[To do]: Extract every line where the string "thumb" appears.

— BEGIN Available records —

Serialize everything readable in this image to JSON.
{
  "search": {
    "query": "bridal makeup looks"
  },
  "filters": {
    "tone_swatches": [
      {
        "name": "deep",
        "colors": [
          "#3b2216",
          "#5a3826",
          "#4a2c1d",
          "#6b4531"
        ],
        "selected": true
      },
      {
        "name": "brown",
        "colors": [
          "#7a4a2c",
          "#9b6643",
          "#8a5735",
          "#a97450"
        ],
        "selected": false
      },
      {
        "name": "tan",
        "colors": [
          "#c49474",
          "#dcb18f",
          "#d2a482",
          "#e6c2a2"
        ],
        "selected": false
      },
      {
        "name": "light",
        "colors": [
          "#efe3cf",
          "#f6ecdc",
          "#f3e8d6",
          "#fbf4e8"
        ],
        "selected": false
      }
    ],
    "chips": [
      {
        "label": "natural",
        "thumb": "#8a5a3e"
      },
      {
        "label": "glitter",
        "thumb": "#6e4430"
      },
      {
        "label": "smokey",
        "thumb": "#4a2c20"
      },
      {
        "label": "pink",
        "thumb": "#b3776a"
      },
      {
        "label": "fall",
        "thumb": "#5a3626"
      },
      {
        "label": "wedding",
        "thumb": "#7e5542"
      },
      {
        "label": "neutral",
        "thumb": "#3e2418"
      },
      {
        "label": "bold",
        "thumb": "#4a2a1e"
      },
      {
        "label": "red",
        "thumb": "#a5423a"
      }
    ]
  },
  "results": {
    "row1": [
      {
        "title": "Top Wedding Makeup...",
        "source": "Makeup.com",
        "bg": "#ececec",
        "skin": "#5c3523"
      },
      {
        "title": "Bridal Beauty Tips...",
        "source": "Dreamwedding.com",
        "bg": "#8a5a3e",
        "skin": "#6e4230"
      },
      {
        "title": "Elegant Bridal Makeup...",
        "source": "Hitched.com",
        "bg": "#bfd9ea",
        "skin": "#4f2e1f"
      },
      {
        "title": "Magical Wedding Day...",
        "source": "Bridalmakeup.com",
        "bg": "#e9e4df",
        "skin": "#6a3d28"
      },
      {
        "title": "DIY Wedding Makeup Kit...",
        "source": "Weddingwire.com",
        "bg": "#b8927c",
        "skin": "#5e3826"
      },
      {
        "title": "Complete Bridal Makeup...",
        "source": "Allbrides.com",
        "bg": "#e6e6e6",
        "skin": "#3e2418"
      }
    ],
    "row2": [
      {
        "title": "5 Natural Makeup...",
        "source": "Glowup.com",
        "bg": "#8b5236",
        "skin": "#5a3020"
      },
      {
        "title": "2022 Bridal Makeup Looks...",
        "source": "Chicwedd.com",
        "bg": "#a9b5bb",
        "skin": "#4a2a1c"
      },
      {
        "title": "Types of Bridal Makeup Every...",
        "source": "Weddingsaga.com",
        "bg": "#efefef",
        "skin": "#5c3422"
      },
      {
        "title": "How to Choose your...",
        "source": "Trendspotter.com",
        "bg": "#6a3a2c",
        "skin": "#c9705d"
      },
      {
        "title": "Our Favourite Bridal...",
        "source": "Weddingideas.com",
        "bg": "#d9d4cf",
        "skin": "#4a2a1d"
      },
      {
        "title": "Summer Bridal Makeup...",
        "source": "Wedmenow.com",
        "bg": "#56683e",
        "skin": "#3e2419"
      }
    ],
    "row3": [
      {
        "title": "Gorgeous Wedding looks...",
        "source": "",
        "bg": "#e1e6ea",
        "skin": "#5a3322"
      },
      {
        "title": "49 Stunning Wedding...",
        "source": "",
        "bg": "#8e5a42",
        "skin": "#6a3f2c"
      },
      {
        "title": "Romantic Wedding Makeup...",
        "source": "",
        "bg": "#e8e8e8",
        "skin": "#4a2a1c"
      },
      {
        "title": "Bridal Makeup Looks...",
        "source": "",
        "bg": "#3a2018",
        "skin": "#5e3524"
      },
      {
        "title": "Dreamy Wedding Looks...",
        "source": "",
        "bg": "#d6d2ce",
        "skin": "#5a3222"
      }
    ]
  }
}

— END Available records —

[Solution to the exercise]:
        "thumb": "#8a5a3e"
        "thumb": "#6e4430"
        "thumb": "#4a2c20"
        "thumb": "#b3776a"
        "thumb": "#5a3626"
        "thumb": "#7e5542"
        "thumb": "#3e2418"
        "thumb": "#4a2a1e"
        "thumb": "#a5423a"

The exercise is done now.